__Requirement__: Return the lines of the records below exactly, starting at the line containing "rect-select-icon[interactable]: ▭ bbox=[48, 142, 58, 151]" and ending at the line containing "ruler-tick[interactable]: 12 bbox=[419, 296, 424, 301]".

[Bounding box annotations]
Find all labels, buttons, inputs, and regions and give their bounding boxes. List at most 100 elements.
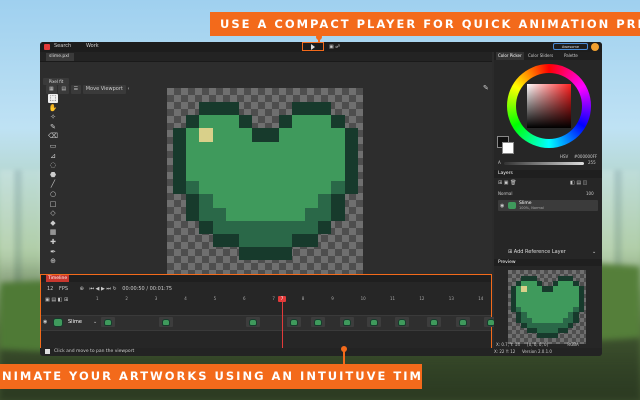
rect-select-icon[interactable]: ▭ bbox=[48, 142, 58, 151]
lasso-icon[interactable]: ◌ bbox=[48, 161, 58, 170]
magic-wand-icon[interactable]: ✧ bbox=[48, 113, 58, 122]
sprite-pixel bbox=[344, 141, 358, 155]
layer-item-slime[interactable]: ◉ Slime 100%, Normal bbox=[498, 200, 598, 211]
fps-value[interactable]: 12 bbox=[47, 286, 53, 292]
sprite-pixel bbox=[265, 154, 279, 168]
sprite-pixel bbox=[278, 141, 292, 155]
timeline-frame[interactable] bbox=[101, 317, 115, 327]
canvas-area[interactable]: Pixel fit ▦ ▤ ☰ Move Viewport ‹ ✎ ⬚ ✋ ✧ ✎ ⌫ ▭… bbox=[40, 62, 492, 286]
brush-icon[interactable]: ✒ bbox=[48, 248, 58, 257]
timeline-frame[interactable] bbox=[367, 317, 381, 327]
ruler-tick[interactable]: 13 bbox=[449, 296, 454, 301]
frame-thumbnail bbox=[430, 319, 438, 326]
ruler-tick[interactable]: 10 bbox=[361, 296, 366, 301]
tab-color-picker[interactable]: Color Picker bbox=[496, 52, 524, 60]
background-swatch[interactable] bbox=[502, 142, 514, 154]
timeline-layer-icons[interactable]: ▣ ▤ ◧ ⊞ bbox=[45, 297, 68, 303]
ruler-tick[interactable]: 12 bbox=[419, 296, 424, 301]
status-checkbox[interactable] bbox=[45, 349, 50, 354]
alpha-value[interactable]: 255 bbox=[588, 160, 596, 165]
chevron-down-icon[interactable]: ⌄ bbox=[592, 248, 596, 256]
menu-search[interactable]: Search bbox=[54, 43, 71, 49]
layer-opacity[interactable]: 100 bbox=[586, 190, 594, 197]
layer-blend-row[interactable]: Normal 100 bbox=[498, 190, 598, 197]
rectangle-icon[interactable]: □ bbox=[48, 200, 58, 209]
timeline-frame[interactable] bbox=[311, 317, 325, 327]
pencil-icon[interactable]: ✎ bbox=[48, 123, 58, 132]
sprite-pixel bbox=[278, 168, 292, 182]
blend-mode[interactable]: Normal bbox=[498, 191, 512, 196]
eyedropper-icon[interactable]: ✎ bbox=[483, 84, 489, 92]
timeline-frame[interactable] bbox=[395, 317, 409, 327]
sprite-pixel bbox=[305, 168, 319, 182]
layer-action-icons[interactable]: ⊞ ▣ 🗑︎ ◧ ▤ ◫ bbox=[498, 180, 587, 186]
hand-icon[interactable]: ✋ bbox=[48, 104, 58, 113]
sprite-pixel bbox=[199, 102, 213, 116]
line-icon[interactable]: ╱ bbox=[48, 180, 58, 189]
ruler-tick[interactable]: 5 bbox=[214, 296, 217, 301]
color-mode[interactable]: HSV bbox=[560, 154, 568, 159]
ruler-tick[interactable]: 8 bbox=[302, 296, 305, 301]
compact-player[interactable] bbox=[302, 42, 324, 51]
timeline-frame[interactable] bbox=[287, 317, 301, 327]
visibility-eye-icon[interactable]: ◉ bbox=[43, 319, 47, 325]
shape-icon[interactable]: ◇ bbox=[48, 209, 58, 218]
ruler-tick[interactable]: 9 bbox=[331, 296, 334, 301]
add-reference-layer-button[interactable]: ⊞ Add Reference Layer ⌄ bbox=[508, 248, 596, 256]
ruler-tick[interactable]: 4 bbox=[184, 296, 187, 301]
layer-menu-chevron-icon[interactable]: ⌄ bbox=[93, 319, 97, 325]
ruler-tick[interactable]: 7 bbox=[272, 296, 275, 301]
layer-visibility-icon[interactable]: ◉ bbox=[500, 203, 504, 209]
ruler-tick[interactable]: 6 bbox=[243, 296, 246, 301]
timeline-frame[interactable] bbox=[427, 317, 441, 327]
sprite-pixel bbox=[199, 207, 213, 221]
sprite-pixel bbox=[318, 207, 332, 221]
sprite-pixel bbox=[212, 115, 226, 129]
add-frame-icon[interactable]: ⊕ bbox=[80, 286, 84, 292]
transport-icons[interactable]: ⏮ ◀ ▶ ⏭ ↻ bbox=[89, 286, 116, 292]
sprite-pixel bbox=[331, 154, 345, 168]
sprite-pixel bbox=[318, 141, 332, 155]
menu-work[interactable]: Work bbox=[86, 43, 99, 49]
sprite-canvas[interactable] bbox=[167, 88, 363, 286]
picker-icon[interactable]: ✚ bbox=[48, 238, 58, 247]
play-icon[interactable] bbox=[311, 44, 315, 50]
ruler-tick[interactable]: 1 bbox=[96, 296, 99, 301]
saturation-value-square[interactable] bbox=[527, 84, 571, 128]
select-icon[interactable]: ⬚ bbox=[48, 94, 58, 103]
chevron-left-icon[interactable]: ‹ bbox=[127, 86, 129, 92]
layer-sub: 100%, Normal bbox=[519, 206, 544, 210]
timeline-ruler[interactable]: 1 2 3 4 5 6 7 8 9 10 11 12 13 14 bbox=[96, 296, 491, 302]
ruler-tick[interactable]: 11 bbox=[390, 296, 395, 301]
timeline-frame[interactable] bbox=[340, 317, 354, 327]
bucket-icon[interactable]: ⬣ bbox=[48, 171, 58, 180]
timeline-frame[interactable] bbox=[456, 317, 470, 327]
timeline-frame[interactable] bbox=[246, 317, 260, 327]
sprite-pixel bbox=[291, 234, 305, 248]
sprite-pixel bbox=[199, 141, 213, 155]
dither-icon[interactable]: ▦ bbox=[48, 228, 58, 237]
settings-icon[interactable]: ☰ bbox=[70, 85, 82, 94]
ruler-tick[interactable]: 2 bbox=[125, 296, 128, 301]
timeline-frame[interactable] bbox=[159, 317, 173, 327]
ruler-tick[interactable]: 14 bbox=[478, 296, 483, 301]
move-viewport-button[interactable]: Move Viewport bbox=[82, 85, 126, 94]
zoom-icon[interactable]: ⊕ bbox=[48, 257, 58, 266]
preview-mode[interactable]: RGBA bbox=[567, 342, 578, 347]
player-extra-icons[interactable]: ▣ ☍ bbox=[329, 44, 340, 50]
tab-color-sliders[interactable]: Color Sliders bbox=[526, 52, 555, 60]
app-logo-icon[interactable] bbox=[44, 44, 50, 50]
tab-palette[interactable]: Palette bbox=[562, 52, 580, 60]
frame-thumbnail bbox=[290, 319, 298, 326]
circle-icon[interactable]: ○ bbox=[48, 190, 58, 199]
supporter-badge[interactable]: Awesome Supporter bbox=[553, 43, 588, 56]
avatar[interactable] bbox=[591, 43, 599, 51]
eyedropper-icon[interactable]: ⊿ bbox=[48, 152, 58, 161]
file-tab[interactable]: slime.pxl bbox=[46, 53, 74, 61]
ruler-tick[interactable]: 3 bbox=[155, 296, 158, 301]
alpha-slider[interactable] bbox=[504, 162, 584, 165]
frame-thumbnail bbox=[398, 319, 406, 326]
fill-icon[interactable]: ◆ bbox=[48, 219, 58, 228]
eraser-icon[interactable]: ⌫ bbox=[48, 132, 58, 141]
hex-value[interactable]: #000000FF bbox=[574, 154, 597, 159]
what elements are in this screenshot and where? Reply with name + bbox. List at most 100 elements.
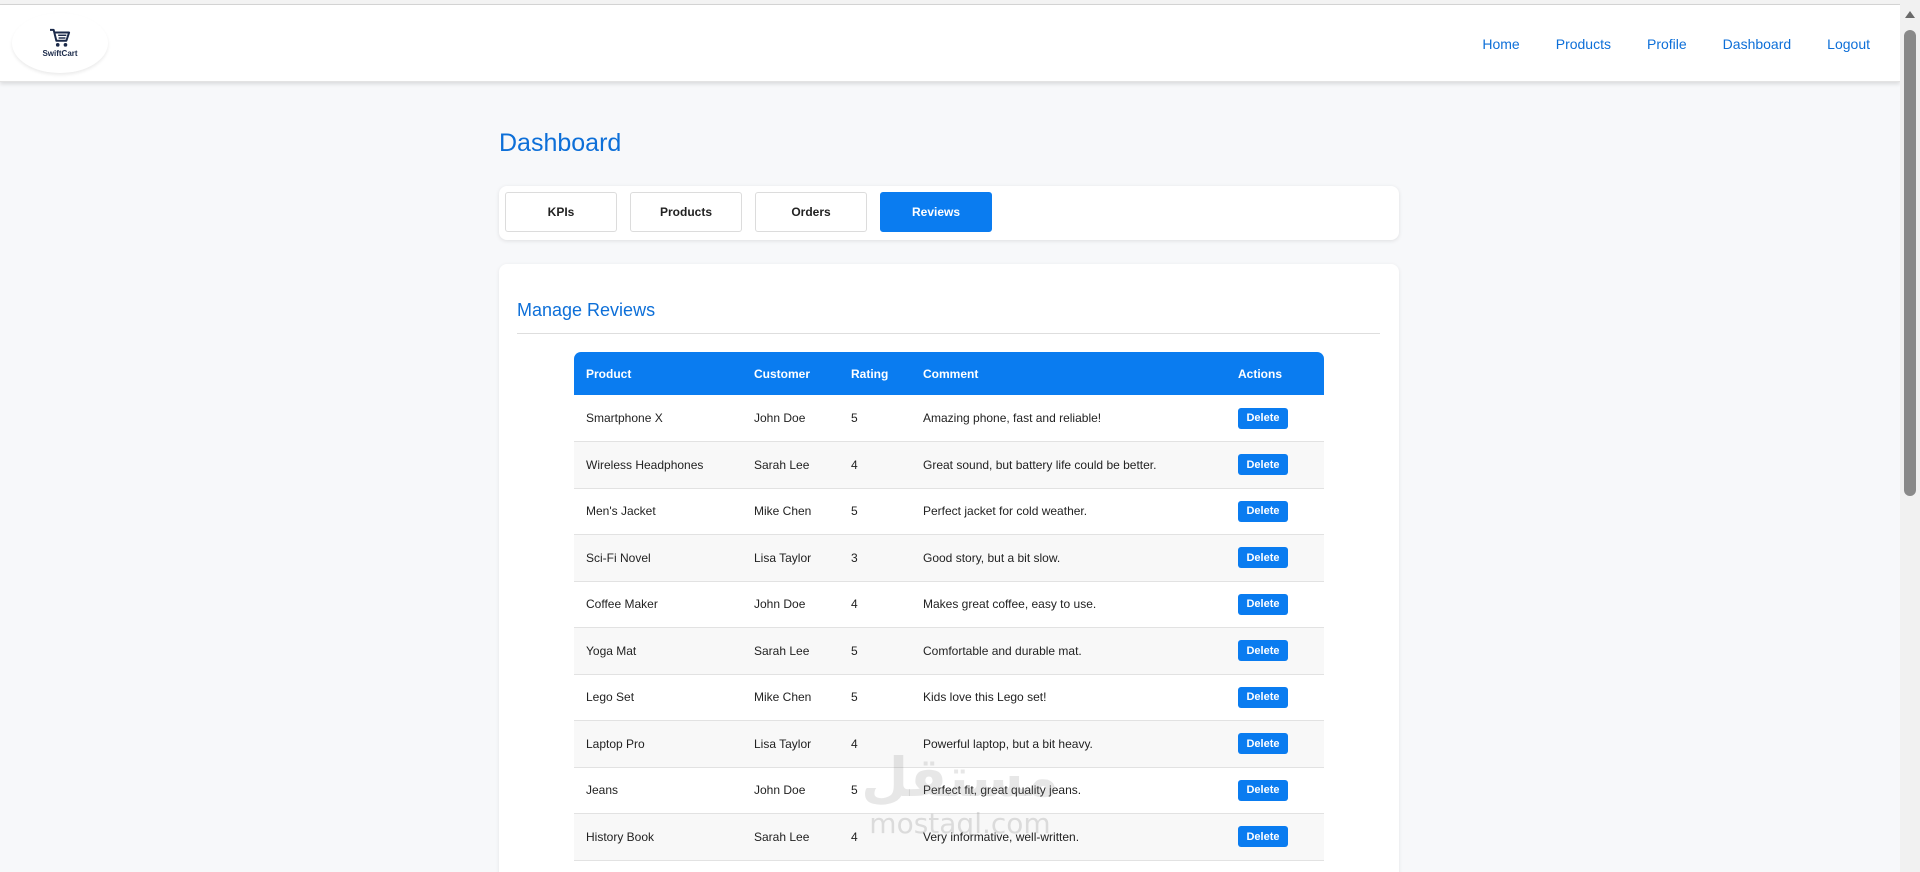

__Written answer__:
rect-select-icon[interactable]: ▭ bbox=[48, 142, 58, 151]
lasso-icon[interactable]: ◌ bbox=[48, 161, 58, 170]
magic-wand-icon[interactable]: ✧ bbox=[48, 113, 58, 122]
sprite-pixel bbox=[344, 141, 358, 155]
layer-item-slime[interactable]: ◉ Slime 100%, Normal bbox=[498, 200, 598, 211]
fps-value[interactable]: 12 bbox=[47, 286, 53, 292]
sprite-pixel bbox=[265, 154, 279, 168]
sprite-pixel bbox=[278, 141, 292, 155]
timeline-frame[interactable] bbox=[101, 317, 115, 327]
canvas-area[interactable]: Pixel fit ▦ ▤ ☰ Move Viewport ‹ ✎ ⬚ ✋ ✧ ✎ ⌫ ▭… bbox=[40, 62, 492, 286]
brush-icon[interactable]: ✒ bbox=[48, 248, 58, 257]
timeline-frame[interactable] bbox=[367, 317, 381, 327]
ruler-tick[interactable]: 13 bbox=[449, 296, 454, 301]
frame-thumbnail bbox=[430, 319, 438, 326]
ruler-tick[interactable]: 10 bbox=[361, 296, 366, 301]
tab-color-picker[interactable]: Color Picker bbox=[496, 52, 524, 60]
background-swatch[interactable] bbox=[502, 142, 514, 154]
timeline-layer-icons[interactable]: ▣ ▤ ◧ ⊞ bbox=[45, 297, 68, 303]
ruler-tick[interactable]: 12 bbox=[419, 296, 424, 301]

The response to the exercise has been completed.